Collected data entries
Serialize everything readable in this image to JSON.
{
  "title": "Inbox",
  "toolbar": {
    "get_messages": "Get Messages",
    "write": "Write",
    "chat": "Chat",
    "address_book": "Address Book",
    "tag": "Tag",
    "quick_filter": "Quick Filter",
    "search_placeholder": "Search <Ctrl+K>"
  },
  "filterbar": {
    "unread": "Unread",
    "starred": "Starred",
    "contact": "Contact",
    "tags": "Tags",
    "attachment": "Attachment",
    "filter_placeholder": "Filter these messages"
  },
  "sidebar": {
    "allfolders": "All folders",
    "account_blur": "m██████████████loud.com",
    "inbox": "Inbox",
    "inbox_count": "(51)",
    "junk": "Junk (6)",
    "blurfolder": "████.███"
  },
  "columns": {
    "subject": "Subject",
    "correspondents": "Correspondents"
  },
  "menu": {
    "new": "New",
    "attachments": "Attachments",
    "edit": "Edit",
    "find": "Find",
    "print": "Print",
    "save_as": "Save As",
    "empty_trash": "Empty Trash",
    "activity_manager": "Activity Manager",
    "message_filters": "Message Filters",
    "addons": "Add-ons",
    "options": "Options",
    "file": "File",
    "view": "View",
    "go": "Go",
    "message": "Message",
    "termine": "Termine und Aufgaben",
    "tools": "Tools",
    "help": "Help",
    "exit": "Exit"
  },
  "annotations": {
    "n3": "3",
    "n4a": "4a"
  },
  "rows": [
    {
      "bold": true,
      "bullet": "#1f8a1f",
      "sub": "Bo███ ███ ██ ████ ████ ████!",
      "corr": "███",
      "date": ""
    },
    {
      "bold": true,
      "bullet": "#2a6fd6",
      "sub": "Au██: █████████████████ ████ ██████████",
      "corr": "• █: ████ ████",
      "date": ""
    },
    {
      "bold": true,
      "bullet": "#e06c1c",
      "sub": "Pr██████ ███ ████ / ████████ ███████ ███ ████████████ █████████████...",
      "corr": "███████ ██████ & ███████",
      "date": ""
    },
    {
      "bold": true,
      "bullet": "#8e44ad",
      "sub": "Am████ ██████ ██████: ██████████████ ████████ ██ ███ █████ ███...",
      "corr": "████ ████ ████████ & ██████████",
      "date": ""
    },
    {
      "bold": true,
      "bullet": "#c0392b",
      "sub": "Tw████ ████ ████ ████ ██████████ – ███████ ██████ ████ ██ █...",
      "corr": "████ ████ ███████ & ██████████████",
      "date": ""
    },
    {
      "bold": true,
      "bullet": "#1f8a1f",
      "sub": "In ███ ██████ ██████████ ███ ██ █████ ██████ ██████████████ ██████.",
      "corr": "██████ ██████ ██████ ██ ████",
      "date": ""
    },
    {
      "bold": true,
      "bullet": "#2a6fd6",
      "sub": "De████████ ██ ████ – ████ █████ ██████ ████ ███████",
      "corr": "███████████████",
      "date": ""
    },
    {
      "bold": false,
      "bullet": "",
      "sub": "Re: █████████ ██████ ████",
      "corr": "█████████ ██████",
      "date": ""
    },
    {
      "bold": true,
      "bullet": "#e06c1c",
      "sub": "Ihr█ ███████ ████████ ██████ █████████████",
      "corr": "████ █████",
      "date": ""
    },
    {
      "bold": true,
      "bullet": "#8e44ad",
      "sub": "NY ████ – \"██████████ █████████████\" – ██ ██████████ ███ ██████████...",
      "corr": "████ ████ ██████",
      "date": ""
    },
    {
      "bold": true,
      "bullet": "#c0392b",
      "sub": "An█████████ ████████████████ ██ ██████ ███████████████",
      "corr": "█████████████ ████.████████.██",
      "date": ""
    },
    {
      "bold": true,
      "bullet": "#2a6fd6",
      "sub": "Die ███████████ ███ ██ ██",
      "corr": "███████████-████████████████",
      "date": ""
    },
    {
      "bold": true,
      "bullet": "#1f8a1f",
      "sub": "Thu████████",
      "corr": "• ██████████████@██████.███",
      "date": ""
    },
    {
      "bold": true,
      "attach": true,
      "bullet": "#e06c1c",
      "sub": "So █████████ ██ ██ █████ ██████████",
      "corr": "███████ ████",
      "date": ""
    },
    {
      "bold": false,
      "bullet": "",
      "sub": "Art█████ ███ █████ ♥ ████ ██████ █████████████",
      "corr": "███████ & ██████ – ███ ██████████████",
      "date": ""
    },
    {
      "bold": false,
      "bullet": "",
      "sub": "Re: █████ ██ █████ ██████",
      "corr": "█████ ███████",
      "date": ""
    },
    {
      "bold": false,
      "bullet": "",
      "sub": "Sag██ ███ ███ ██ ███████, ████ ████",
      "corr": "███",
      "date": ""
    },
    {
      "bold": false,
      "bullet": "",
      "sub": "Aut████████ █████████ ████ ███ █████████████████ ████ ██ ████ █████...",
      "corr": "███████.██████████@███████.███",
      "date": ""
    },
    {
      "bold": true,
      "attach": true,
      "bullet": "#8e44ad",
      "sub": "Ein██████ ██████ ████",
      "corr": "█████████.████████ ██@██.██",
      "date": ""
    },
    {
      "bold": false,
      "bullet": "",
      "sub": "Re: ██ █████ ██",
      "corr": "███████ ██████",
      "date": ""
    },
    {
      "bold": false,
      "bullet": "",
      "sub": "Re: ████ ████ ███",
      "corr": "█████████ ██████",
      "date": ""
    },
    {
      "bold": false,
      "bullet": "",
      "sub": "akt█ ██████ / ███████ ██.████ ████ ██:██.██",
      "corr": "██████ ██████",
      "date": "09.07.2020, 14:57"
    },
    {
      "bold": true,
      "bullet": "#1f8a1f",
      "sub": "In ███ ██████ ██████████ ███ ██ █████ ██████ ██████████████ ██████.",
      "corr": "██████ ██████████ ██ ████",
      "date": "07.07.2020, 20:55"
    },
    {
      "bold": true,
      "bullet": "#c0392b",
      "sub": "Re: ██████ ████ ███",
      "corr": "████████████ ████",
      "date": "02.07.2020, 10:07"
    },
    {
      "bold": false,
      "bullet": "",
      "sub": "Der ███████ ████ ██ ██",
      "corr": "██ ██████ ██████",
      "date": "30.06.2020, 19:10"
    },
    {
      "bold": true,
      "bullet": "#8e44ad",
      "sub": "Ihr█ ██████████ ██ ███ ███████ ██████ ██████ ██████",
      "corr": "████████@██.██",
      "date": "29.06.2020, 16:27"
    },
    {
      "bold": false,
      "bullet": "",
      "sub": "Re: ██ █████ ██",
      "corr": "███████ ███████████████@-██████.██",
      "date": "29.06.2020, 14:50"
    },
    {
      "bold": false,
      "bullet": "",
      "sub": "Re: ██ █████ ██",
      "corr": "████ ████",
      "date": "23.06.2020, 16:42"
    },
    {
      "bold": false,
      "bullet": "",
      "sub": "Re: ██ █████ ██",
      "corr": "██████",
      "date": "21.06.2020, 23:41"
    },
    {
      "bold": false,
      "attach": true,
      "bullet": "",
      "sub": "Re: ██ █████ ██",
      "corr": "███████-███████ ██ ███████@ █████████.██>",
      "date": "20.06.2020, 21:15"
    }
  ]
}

** Task to complete **
Type out the whole listing above again, exactly as it stands.

** Exercise solution **
Serialize everything readable in this image to JSON.
{
  "title": "Inbox",
  "toolbar": {
    "get_messages": "Get Messages",
    "write": "Write",
    "chat": "Chat",
    "address_book": "Address Book",
    "tag": "Tag",
    "quick_filter": "Quick Filter",
    "search_placeholder": "Search <Ctrl+K>"
  },
  "filterbar": {
    "unread": "Unread",
    "starred": "Starred",
    "contact": "Contact",
    "tags": "Tags",
    "attachment": "Attachment",
    "filter_placeholder": "Filter these messages"
  },
  "sidebar": {
    "allfolders": "All folders",
    "account_blur": "m██████████████loud.com",
    "inbox": "Inbox",
    "inbox_count": "(51)",
    "junk": "Junk (6)",
    "blurfolder": "████.███"
  },
  "columns": {
    "subject": "Subject",
    "correspondents": "Correspondents"
  },
  "menu": {
    "new": "New",
    "attachments": "Attachments",
    "edit": "Edit",
    "find": "Find",
    "print": "Print",
    "save_as": "Save As",
    "empty_trash": "Empty Trash",
    "activity_manager": "Activity Manager",
    "message_filters": "Message Filters",
    "addons": "Add-ons",
    "options": "Options",
    "file": "File",
    "view": "View",
    "go": "Go",
    "message": "Message",
    "termine": "Termine und Aufgaben",
    "tools": "Tools",
    "help": "Help",
    "exit": "Exit"
  },
  "annotations": {
    "n3": "3",
    "n4a": "4a"
  },
  "rows": [
    {
      "bold": true,
      "bullet": "#1f8a1f",
      "sub": "Bo███ ███ ██ ████ ████ ████!",
      "corr": "███",
      "date": ""
    },
    {
      "bold": true,
      "bullet": "#2a6fd6",
      "sub": "Au██: █████████████████ ████ ██████████",
      "corr": "• █: ████ ████",
      "date": ""
    },
    {
      "bold": true,
      "bullet": "#e06c1c",
      "sub": "Pr██████ ███ ████ / ████████ ███████ ███ ████████████ █████████████...",
      "corr": "███████ ██████ & ███████",
      "date": ""
    },
    {
      "bold": true,
      "bullet": "#8e44ad",
      "sub": "Am████ ██████ ██████: ██████████████ ████████ ██ ███ █████ ███...",
      "corr": "████ ████ ████████ & ██████████",
      "date": ""
    },
    {
      "bold": true,
      "bullet": "#c0392b",
      "sub": "Tw████ ████ ████ ████ ██████████ – ███████ ██████ ████ ██ █...",
      "corr": "████ ████ ███████ & ██████████████",
      "date": ""
    },
    {
      "bold": true,
      "bullet": "#1f8a1f",
      "sub": "In ███ ██████ ██████████ ███ ██ █████ ██████ ██████████████ ██████.",
      "corr": "██████ ██████ ██████ ██ ████",
      "date": ""
    },
    {
      "bold": true,
      "bullet": "#2a6fd6",
      "sub": "De████████ ██ ████ – ████ █████ ██████ ████ ███████",
      "corr": "███████████████",
      "date": ""
    },
    {
      "bold": false,
      "bullet": "",
      "sub": "Re: █████████ ██████ ████",
      "corr": "█████████ ██████",
      "date": ""
    },
    {
      "bold": true,
      "bullet": "#e06c1c",
      "sub": "Ihr█ ███████ ████████ ██████ █████████████",
      "corr": "████ █████",
      "date": ""
    },
    {
      "bold": true,
      "bullet": "#8e44ad",
      "sub": "NY ████ – \"██████████ █████████████\" – ██ ██████████ ███ ██████████...",
      "corr": "████ ████ ██████",
      "date": ""
    },
    {
      "bold": true,
      "bullet": "#c0392b",
      "sub": "An█████████ ████████████████ ██ ██████ ███████████████",
      "corr": "█████████████ ████.████████.██",
      "date": ""
    },
    {
      "bold": true,
      "bullet": "#2a6fd6",
      "sub": "Die ███████████ ███ ██ ██",
      "corr": "███████████-████████████████",
      "date": ""
    },
    {
      "bold": true,
      "bullet": "#1f8a1f",
      "sub": "Thu████████",
      "corr": "• ██████████████@██████.███",
      "date": ""
    },
    {
      "bold": true,
      "attach": true,
      "bullet": "#e06c1c",
      "sub": "So █████████ ██ ██ █████ ██████████",
      "corr": "███████ ████",
      "date": ""
    },
    {
      "bold": false,
      "bullet": "",
      "sub": "Art█████ ███ █████ ♥ ████ ██████ █████████████",
      "corr": "███████ & ██████ – ███ ██████████████",
      "date": ""
    },
    {
      "bold": false,
      "bullet": "",
      "sub": "Re: █████ ██ █████ ██████",
      "corr": "█████ ███████",
      "date": ""
    },
    {
      "bold": false,
      "bullet": "",
      "sub": "Sag██ ███ ███ ██ ███████, ████ ████",
      "corr": "███",
      "date": ""
    },
    {
      "bold": false,
      "bullet": "",
      "sub": "Aut████████ █████████ ████ ███ █████████████████ ████ ██ ████ █████...",
      "corr": "███████.██████████@███████.███",
      "date": ""
    },
    {
      "bold": true,
      "attach": true,
      "bullet": "#8e44ad",
      "sub": "Ein██████ ██████ ████",
      "corr": "█████████.████████ ██@██.██",
      "date": ""
    },
    {
      "bold": false,
      "bullet": "",
      "sub": "Re: ██ █████ ██",
      "corr": "███████ ██████",
      "date": ""
    },
    {
      "bold": false,
      "bullet": "",
      "sub": "Re: ████ ████ ███",
      "corr": "█████████ ██████",
      "date": ""
    },
    {
      "bold": false,
      "bullet": "",
      "sub": "akt█ ██████ / ███████ ██.████ ████ ██:██.██",
      "corr": "██████ ██████",
      "date": "09.07.2020, 14:57"
    },
    {
      "bold": true,
      "bullet": "#1f8a1f",
      "sub": "In ███ ██████ ██████████ ███ ██ █████ ██████ ██████████████ ██████.",
      "corr": "██████ ██████████ ██ ████",
      "date": "07.07.2020, 20:55"
    },
    {
      "bold": true,
      "bullet": "#c0392b",
      "sub": "Re: ██████ ████ ███",
      "corr": "████████████ ████",
      "date": "02.07.2020, 10:07"
    },
    {
      "bold": false,
      "bullet": "",
      "sub": "Der ███████ ████ ██ ██",
      "corr": "██ ██████ ██████",
      "date": "30.06.2020, 19:10"
    },
    {
      "bold": true,
      "bullet": "#8e44ad",
      "sub": "Ihr█ ██████████ ██ ███ ███████ ██████ ██████ ██████",
      "corr": "████████@██.██",
      "date": "29.06.2020, 16:27"
    },
    {
      "bold": false,
      "bullet": "",
      "sub": "Re: ██ █████ ██",
      "corr": "███████ ███████████████@-██████.██",
      "date": "29.06.2020, 14:50"
    },
    {
      "bold": false,
      "bullet": "",
      "sub": "Re: ██ █████ ██",
      "corr": "████ ████",
      "date": "23.06.2020, 16:42"
    },
    {
      "bold": false,
      "bullet": "",
      "sub": "Re: ██ █████ ██",
      "corr": "██████",
      "date": "21.06.2020, 23:41"
    },
    {
      "bold": false,
      "attach": true,
      "bullet": "",
      "sub": "Re: ██ █████ ██",
      "corr": "███████-███████ ██ ███████@ █████████.██>",
      "date": "20.06.2020, 21:15"
    }
  ]
}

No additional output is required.